### Direction
Go through the material below and copy all lines with "Koyama".

(Dataset items)

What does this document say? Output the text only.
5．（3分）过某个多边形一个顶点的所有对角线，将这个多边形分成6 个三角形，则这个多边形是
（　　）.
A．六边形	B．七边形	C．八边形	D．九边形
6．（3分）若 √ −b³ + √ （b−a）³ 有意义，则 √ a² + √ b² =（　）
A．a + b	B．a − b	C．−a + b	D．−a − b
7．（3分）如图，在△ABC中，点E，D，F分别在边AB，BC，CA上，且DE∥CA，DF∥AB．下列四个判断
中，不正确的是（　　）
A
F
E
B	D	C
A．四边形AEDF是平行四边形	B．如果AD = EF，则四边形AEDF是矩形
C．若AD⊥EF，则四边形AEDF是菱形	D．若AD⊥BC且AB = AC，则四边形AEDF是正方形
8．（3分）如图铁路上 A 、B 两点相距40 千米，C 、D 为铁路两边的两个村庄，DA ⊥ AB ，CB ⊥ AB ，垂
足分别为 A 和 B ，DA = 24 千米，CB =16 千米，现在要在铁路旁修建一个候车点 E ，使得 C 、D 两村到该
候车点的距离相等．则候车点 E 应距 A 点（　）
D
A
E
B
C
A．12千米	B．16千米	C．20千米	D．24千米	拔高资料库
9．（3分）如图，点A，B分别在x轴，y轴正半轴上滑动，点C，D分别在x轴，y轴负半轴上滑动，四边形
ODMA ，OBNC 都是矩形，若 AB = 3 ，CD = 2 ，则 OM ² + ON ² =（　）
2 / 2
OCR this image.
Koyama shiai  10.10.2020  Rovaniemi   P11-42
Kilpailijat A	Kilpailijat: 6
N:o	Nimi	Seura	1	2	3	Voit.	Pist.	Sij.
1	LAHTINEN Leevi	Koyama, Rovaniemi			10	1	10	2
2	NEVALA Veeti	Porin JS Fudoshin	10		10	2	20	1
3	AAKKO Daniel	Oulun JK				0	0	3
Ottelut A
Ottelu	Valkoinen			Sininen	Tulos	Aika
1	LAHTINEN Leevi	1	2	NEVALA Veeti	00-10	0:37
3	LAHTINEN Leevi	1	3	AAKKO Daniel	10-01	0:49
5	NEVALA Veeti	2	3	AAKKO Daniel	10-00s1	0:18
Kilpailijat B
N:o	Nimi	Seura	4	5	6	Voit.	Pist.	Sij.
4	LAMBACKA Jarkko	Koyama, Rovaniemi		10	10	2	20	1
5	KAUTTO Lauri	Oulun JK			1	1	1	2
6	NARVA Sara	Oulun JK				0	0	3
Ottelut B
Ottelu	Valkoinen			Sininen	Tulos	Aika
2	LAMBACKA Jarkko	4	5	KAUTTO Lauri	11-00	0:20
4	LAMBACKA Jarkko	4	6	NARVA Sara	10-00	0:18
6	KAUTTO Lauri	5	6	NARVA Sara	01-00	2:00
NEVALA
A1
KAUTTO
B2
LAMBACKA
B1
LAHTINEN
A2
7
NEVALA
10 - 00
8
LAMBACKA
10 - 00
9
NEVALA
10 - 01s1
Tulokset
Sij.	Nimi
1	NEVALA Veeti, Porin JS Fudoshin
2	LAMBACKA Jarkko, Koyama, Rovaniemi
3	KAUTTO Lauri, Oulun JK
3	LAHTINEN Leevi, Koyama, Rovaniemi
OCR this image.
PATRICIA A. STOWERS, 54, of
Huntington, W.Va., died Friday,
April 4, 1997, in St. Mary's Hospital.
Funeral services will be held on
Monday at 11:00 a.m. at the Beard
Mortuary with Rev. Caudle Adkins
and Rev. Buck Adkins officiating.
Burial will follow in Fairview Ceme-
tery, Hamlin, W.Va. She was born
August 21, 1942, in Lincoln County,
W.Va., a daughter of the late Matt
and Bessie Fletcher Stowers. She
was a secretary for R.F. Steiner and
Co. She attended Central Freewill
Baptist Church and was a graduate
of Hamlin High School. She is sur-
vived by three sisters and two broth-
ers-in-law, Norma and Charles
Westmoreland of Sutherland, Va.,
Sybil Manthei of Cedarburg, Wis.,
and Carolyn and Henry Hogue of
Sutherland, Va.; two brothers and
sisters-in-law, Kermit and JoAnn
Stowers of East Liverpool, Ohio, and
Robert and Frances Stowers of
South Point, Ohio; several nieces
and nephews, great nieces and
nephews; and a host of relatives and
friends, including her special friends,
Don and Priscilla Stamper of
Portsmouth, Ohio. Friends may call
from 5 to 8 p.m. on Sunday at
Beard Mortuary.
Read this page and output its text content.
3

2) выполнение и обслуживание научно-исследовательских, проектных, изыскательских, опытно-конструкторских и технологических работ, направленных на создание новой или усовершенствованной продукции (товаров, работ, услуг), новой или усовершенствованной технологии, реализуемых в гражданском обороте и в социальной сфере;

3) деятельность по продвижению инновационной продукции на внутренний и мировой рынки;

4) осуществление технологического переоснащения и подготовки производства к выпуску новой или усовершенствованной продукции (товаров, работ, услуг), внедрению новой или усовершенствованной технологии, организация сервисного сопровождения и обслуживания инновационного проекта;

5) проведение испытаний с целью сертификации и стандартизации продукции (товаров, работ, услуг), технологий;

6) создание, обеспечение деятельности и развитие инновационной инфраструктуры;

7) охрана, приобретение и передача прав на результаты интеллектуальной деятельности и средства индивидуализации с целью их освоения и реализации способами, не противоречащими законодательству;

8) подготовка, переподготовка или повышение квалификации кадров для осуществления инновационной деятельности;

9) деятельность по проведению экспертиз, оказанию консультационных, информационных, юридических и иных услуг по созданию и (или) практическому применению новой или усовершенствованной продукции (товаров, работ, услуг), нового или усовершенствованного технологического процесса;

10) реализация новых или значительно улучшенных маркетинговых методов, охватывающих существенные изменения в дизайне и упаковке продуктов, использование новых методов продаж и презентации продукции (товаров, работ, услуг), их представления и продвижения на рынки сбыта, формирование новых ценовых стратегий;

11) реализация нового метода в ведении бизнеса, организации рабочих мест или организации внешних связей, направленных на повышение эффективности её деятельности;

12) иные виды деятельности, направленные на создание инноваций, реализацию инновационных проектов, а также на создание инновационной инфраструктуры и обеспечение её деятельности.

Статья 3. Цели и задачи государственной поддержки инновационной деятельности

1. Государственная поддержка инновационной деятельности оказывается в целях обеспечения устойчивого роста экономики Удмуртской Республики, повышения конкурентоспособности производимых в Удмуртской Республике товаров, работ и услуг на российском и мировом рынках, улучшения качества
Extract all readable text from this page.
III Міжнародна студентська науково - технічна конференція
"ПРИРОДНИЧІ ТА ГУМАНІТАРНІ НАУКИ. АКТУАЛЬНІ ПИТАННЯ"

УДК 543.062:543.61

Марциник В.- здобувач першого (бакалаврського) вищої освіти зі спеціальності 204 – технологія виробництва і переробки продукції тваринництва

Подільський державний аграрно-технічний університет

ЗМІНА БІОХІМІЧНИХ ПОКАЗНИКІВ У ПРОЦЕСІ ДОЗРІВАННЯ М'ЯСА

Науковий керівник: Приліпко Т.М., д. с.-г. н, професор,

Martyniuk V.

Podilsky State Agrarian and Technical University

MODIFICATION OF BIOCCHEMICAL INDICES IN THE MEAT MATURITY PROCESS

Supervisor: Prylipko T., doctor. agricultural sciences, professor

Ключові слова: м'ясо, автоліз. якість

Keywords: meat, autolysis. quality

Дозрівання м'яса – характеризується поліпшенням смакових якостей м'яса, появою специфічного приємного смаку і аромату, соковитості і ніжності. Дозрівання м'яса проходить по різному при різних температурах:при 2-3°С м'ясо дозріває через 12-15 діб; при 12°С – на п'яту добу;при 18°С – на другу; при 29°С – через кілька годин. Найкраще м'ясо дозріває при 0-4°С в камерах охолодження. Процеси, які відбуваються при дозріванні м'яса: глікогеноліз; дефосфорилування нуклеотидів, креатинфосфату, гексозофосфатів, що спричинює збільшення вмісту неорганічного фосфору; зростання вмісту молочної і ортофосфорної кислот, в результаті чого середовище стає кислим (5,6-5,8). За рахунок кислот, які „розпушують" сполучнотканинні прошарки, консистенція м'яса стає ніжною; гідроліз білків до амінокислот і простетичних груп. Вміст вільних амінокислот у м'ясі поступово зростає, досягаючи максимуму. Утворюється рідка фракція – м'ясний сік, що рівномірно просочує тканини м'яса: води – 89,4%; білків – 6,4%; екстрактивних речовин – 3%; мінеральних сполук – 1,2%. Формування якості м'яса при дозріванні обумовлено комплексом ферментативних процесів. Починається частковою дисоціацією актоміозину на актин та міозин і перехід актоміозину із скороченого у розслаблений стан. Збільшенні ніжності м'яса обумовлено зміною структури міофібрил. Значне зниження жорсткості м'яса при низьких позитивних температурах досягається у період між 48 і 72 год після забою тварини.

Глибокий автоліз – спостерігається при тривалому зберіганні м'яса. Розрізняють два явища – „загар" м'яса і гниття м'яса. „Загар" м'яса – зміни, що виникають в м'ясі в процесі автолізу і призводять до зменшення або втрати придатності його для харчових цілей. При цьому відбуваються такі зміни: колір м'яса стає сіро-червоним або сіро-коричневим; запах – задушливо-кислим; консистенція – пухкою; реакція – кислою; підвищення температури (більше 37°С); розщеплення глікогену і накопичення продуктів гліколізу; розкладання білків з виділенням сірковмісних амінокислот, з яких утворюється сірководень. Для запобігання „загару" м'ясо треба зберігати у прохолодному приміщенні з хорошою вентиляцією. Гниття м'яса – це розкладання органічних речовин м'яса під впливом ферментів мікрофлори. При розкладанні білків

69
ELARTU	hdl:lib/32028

### Written response
Koyama shiai  10.10.2020  Rovaniemi   P11-42
1	LAHTINEN Leevi	Koyama, Rovaniemi			10	1	10	2
4	LAMBACKA Jarkko	Koyama, Rovaniemi		10	10	2	20	1
2	LAMBACKA Jarkko, Koyama, Rovaniemi
3	LAHTINEN Leevi, Koyama, Rovaniemi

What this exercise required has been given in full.